■ **Exercise directions**: Extract, from the listing that follows, each line containing the word "badge".

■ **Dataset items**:
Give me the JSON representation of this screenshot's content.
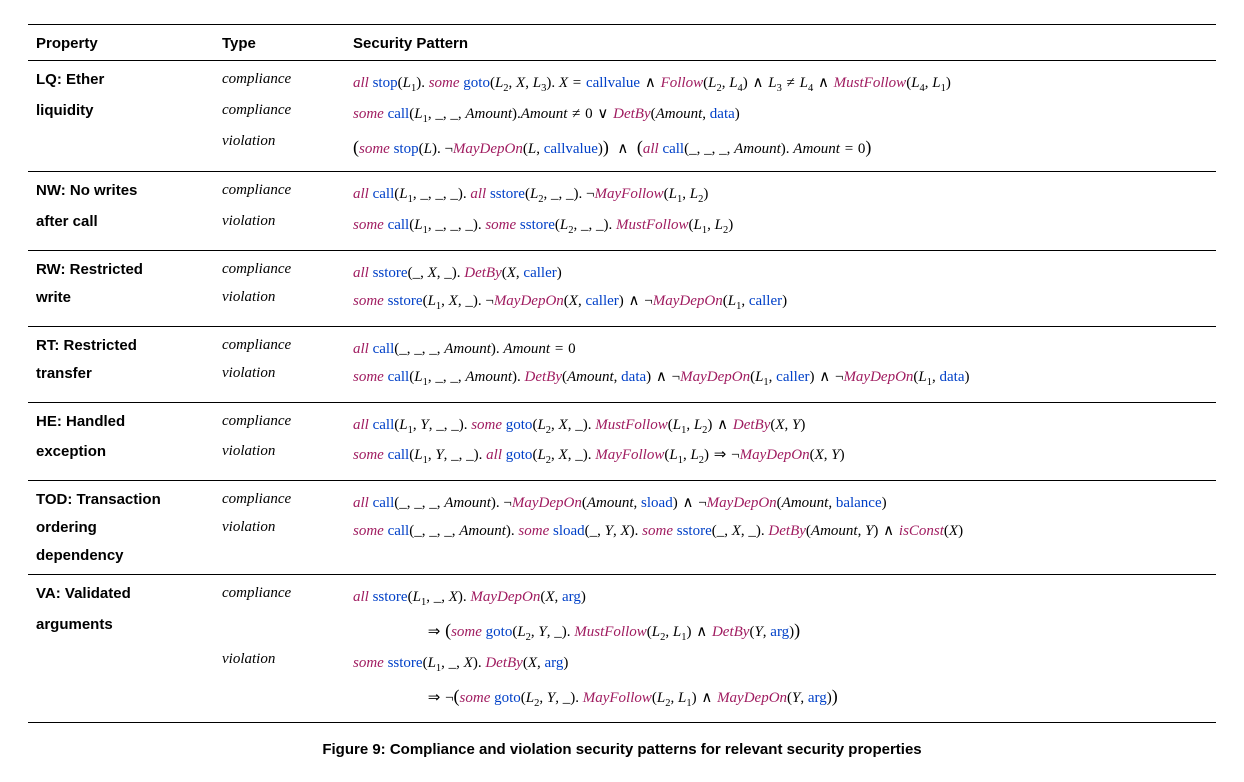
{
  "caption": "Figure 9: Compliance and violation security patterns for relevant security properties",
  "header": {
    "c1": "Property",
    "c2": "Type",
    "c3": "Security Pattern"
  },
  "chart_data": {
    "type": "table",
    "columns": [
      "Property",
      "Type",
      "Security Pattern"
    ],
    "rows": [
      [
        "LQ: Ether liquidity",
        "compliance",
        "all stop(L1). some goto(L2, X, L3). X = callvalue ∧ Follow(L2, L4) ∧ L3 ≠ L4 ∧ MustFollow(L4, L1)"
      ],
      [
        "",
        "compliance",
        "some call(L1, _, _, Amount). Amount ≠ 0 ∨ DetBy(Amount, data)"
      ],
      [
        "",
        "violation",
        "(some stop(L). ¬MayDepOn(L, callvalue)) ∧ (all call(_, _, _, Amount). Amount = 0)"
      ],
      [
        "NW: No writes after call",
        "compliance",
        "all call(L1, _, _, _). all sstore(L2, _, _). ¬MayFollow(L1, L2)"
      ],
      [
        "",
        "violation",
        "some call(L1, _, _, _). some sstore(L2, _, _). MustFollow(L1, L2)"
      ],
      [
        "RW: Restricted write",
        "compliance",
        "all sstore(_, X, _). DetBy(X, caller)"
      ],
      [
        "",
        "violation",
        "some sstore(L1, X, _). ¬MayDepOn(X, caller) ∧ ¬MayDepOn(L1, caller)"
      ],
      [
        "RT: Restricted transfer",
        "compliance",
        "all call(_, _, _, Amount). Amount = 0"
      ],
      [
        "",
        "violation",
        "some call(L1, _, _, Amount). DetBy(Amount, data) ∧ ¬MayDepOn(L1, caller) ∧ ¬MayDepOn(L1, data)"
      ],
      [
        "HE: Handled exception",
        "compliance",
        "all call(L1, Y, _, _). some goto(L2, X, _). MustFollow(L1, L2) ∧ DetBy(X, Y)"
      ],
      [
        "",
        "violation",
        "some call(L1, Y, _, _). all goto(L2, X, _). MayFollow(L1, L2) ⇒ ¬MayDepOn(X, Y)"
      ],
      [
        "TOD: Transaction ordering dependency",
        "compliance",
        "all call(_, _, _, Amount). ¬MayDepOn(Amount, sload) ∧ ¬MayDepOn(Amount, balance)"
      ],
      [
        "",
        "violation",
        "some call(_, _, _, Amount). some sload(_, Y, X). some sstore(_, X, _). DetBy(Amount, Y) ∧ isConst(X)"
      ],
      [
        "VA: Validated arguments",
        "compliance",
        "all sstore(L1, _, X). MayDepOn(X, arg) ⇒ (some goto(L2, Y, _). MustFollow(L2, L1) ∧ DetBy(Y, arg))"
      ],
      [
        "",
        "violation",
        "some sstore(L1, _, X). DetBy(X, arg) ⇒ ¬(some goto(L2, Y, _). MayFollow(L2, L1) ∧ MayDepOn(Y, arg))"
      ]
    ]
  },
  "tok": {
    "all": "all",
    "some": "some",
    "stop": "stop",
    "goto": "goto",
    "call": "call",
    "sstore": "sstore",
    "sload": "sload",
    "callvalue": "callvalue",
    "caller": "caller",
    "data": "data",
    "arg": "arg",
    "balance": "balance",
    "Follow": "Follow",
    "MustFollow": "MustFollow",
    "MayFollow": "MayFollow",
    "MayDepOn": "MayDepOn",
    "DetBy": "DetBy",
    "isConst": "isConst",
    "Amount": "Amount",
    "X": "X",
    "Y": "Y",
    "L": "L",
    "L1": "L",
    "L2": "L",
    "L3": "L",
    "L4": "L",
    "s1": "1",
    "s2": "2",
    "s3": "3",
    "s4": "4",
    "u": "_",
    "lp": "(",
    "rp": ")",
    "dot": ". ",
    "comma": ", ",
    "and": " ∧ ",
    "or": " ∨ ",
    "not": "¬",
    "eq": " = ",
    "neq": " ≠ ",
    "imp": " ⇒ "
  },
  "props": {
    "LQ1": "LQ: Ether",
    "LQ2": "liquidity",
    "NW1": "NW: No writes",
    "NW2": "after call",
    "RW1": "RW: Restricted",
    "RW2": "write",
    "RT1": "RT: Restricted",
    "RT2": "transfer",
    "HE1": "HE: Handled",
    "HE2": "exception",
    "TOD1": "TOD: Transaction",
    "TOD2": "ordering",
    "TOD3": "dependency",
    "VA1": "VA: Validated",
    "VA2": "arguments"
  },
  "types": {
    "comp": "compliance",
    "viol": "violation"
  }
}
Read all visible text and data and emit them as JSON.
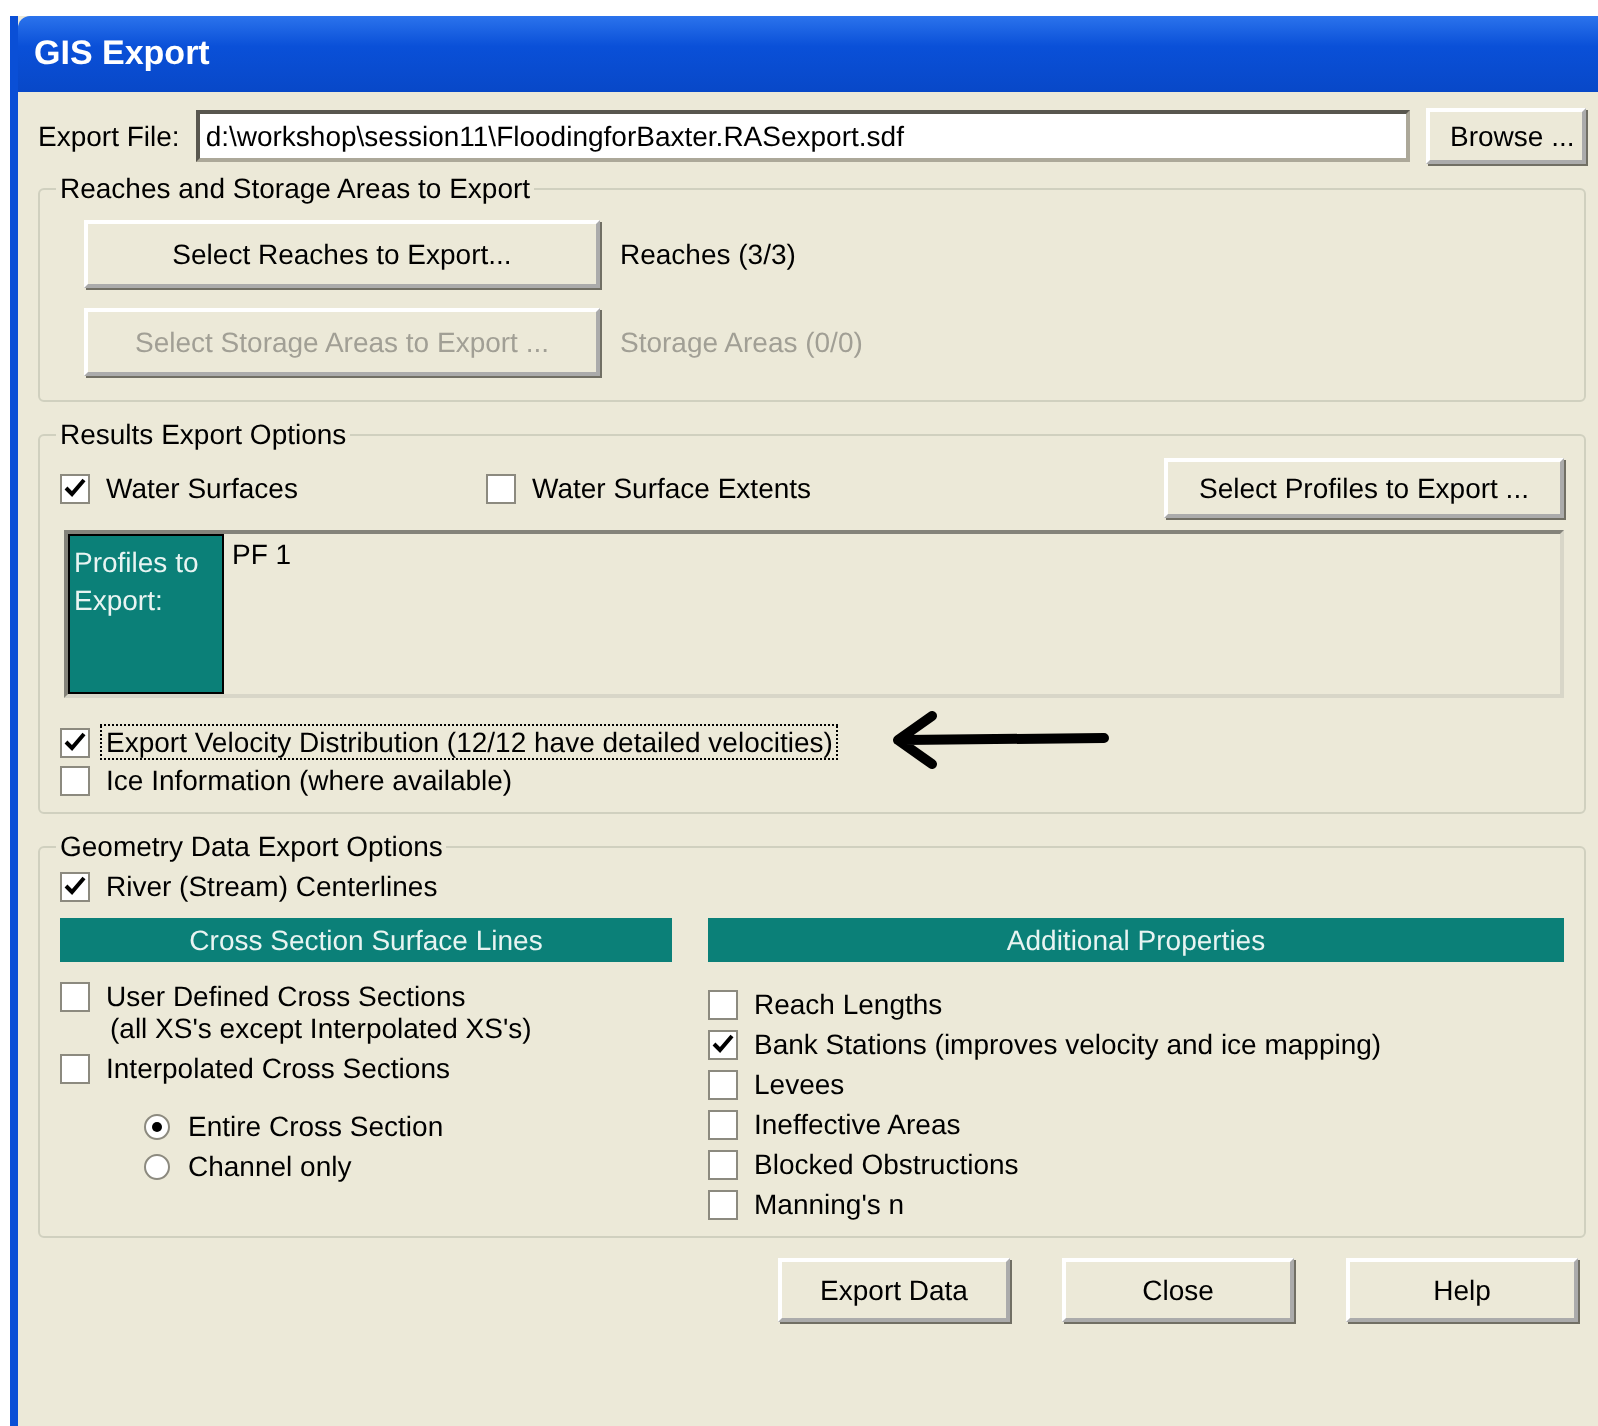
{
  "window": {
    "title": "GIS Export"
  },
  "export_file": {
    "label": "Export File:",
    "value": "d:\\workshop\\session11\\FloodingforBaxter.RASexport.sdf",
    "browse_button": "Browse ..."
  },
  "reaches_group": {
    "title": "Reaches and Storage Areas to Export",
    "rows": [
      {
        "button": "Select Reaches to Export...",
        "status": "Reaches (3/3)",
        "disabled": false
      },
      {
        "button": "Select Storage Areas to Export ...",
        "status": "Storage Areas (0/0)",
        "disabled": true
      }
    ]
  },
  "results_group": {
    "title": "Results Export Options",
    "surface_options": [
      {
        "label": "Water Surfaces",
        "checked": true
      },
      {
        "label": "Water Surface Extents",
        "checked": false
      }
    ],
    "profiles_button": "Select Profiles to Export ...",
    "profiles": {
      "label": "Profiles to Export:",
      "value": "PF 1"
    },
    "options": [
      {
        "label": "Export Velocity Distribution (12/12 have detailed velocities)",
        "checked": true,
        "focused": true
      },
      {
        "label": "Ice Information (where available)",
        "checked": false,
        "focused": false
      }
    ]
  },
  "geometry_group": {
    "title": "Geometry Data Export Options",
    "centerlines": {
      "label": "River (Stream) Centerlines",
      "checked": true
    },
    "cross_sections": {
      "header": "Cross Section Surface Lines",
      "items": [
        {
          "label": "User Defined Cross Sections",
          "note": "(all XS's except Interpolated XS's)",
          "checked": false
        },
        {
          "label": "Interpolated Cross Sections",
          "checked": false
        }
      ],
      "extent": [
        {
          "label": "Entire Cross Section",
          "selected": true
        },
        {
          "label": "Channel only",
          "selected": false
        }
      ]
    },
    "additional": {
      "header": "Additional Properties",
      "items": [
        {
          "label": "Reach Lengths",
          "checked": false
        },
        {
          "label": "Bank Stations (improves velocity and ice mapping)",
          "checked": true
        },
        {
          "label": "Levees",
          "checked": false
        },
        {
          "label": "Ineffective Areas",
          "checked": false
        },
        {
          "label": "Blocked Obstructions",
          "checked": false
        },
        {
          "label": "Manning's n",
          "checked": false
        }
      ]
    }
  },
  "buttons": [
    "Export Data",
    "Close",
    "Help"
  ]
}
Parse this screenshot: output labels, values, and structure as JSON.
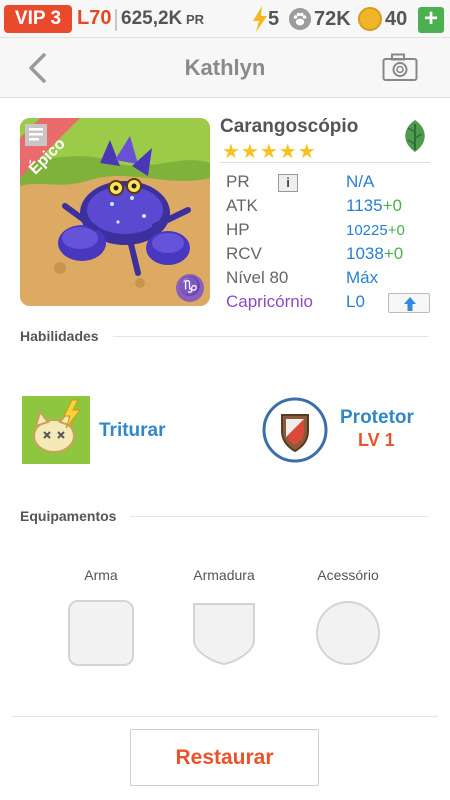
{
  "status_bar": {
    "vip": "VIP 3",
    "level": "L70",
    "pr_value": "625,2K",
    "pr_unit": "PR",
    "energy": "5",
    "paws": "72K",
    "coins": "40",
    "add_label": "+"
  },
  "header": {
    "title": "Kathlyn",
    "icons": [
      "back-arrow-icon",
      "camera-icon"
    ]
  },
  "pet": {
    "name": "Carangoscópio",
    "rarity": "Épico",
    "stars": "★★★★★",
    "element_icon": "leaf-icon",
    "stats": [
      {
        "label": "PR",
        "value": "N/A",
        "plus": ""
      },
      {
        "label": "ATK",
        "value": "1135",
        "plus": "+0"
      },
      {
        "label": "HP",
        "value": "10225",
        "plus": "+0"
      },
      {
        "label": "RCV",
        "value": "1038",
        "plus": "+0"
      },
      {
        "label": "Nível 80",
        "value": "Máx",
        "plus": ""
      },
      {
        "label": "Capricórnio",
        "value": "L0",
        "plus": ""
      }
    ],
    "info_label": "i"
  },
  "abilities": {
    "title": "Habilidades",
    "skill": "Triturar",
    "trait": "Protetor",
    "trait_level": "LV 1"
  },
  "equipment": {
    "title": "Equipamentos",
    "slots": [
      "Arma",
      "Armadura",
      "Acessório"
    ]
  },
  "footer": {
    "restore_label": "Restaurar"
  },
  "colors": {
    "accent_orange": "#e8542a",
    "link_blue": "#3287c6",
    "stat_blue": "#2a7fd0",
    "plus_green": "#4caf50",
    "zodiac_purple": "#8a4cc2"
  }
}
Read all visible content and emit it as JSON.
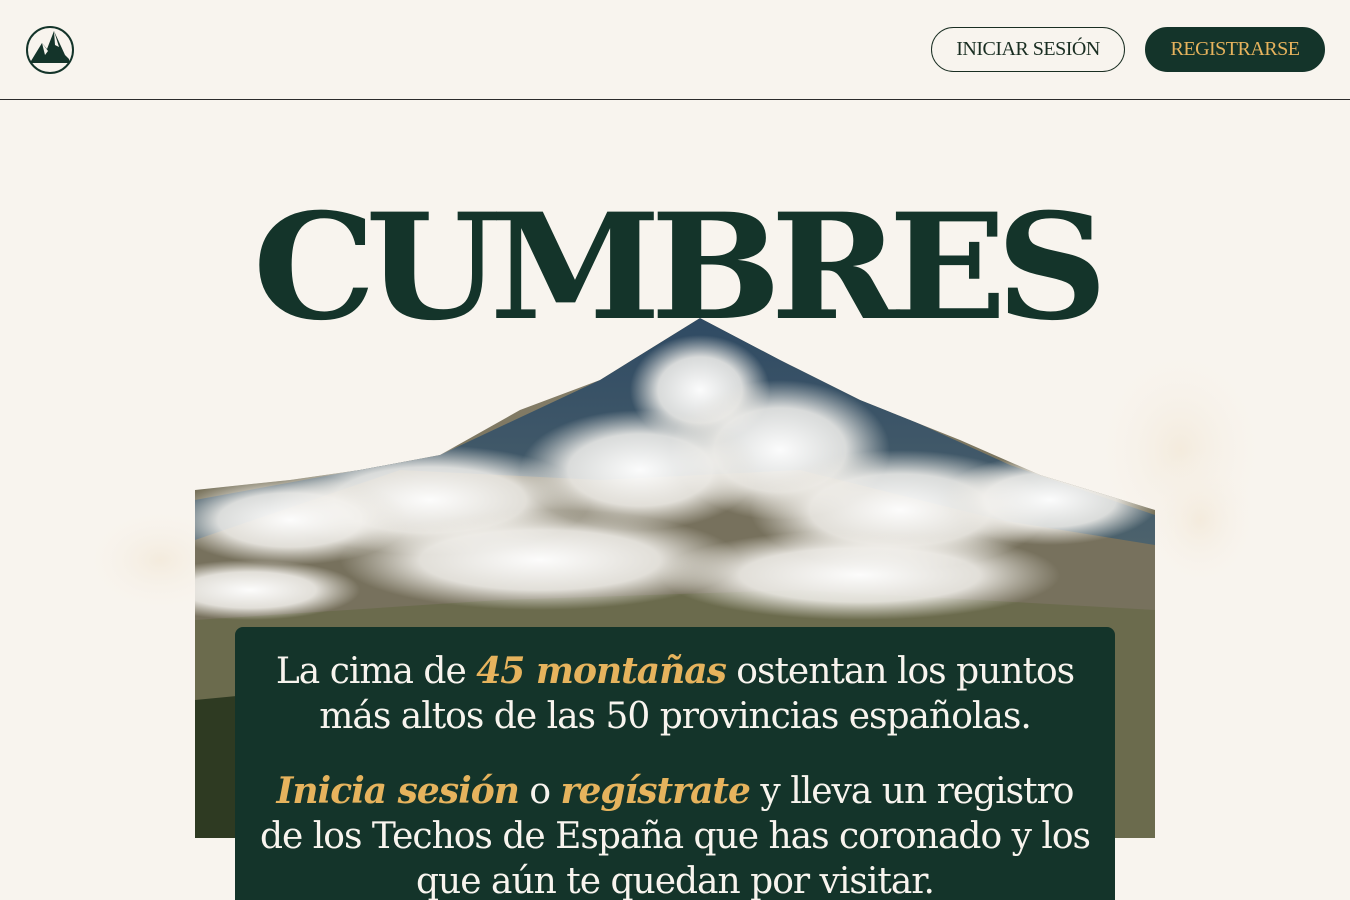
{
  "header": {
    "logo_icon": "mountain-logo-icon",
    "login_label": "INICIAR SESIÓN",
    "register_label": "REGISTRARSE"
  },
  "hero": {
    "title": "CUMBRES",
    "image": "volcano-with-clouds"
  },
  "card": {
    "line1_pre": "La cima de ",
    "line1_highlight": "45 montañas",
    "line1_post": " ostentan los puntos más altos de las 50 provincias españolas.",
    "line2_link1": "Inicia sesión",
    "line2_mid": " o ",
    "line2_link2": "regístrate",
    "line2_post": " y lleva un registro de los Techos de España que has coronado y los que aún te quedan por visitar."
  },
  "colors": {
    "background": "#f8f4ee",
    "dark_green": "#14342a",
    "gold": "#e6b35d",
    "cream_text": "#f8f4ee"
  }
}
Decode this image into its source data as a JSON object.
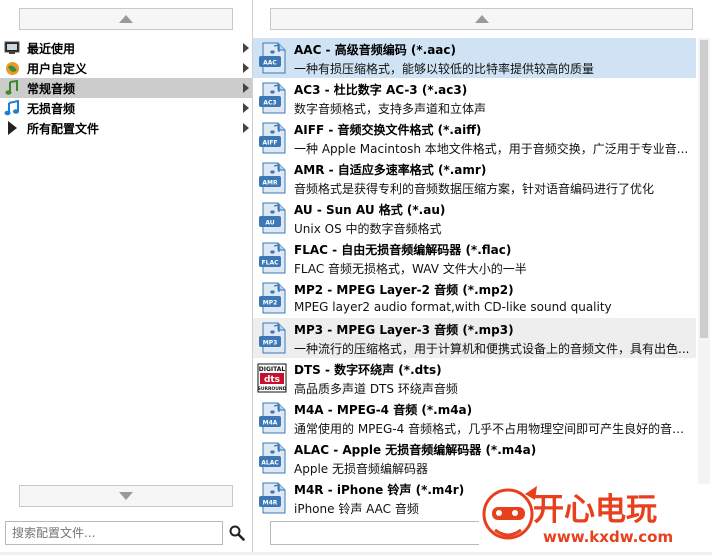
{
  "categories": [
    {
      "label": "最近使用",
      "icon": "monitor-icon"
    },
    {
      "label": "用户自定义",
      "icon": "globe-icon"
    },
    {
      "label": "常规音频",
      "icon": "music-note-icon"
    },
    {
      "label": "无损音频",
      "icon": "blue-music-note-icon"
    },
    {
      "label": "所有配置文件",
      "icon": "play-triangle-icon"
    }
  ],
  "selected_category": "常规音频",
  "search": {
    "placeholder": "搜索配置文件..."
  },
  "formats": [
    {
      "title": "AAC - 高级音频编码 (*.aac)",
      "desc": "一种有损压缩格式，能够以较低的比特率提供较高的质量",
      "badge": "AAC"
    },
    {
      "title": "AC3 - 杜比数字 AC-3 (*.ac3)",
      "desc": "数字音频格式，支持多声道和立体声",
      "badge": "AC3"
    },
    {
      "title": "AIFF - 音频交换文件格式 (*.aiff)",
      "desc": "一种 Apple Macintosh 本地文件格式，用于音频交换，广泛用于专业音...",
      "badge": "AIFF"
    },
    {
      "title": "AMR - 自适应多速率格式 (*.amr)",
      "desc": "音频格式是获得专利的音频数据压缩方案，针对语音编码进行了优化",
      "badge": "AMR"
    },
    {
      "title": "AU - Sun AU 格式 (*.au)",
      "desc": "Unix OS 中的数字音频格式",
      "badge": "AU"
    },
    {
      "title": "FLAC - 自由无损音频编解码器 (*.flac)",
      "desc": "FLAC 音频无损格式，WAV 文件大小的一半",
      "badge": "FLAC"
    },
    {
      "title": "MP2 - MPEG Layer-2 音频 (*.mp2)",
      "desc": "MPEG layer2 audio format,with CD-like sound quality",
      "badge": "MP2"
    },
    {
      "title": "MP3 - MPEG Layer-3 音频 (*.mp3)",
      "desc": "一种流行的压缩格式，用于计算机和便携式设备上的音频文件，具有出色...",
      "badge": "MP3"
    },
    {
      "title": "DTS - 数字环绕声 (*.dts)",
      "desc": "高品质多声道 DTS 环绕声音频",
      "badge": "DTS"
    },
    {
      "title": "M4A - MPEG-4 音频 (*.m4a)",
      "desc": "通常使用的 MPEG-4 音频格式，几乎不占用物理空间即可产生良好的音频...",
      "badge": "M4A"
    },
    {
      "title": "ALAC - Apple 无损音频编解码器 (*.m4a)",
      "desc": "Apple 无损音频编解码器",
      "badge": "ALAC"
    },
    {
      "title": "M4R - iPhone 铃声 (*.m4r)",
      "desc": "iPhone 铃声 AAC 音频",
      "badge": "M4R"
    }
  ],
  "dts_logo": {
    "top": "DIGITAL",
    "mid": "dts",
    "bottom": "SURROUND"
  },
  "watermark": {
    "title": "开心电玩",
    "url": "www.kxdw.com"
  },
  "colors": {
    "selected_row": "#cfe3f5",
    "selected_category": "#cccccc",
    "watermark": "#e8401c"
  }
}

■ **Written reply**:
      "badge": "AAC"
      "badge": "AC3"
      "badge": "AIFF"
      "badge": "AMR"
      "badge": "AU"
      "badge": "FLAC"
      "badge": "MP2"
      "badge": "MP3"
      "badge": "DTS"
      "badge": "M4A"
      "badge": "ALAC"
      "badge": "M4R"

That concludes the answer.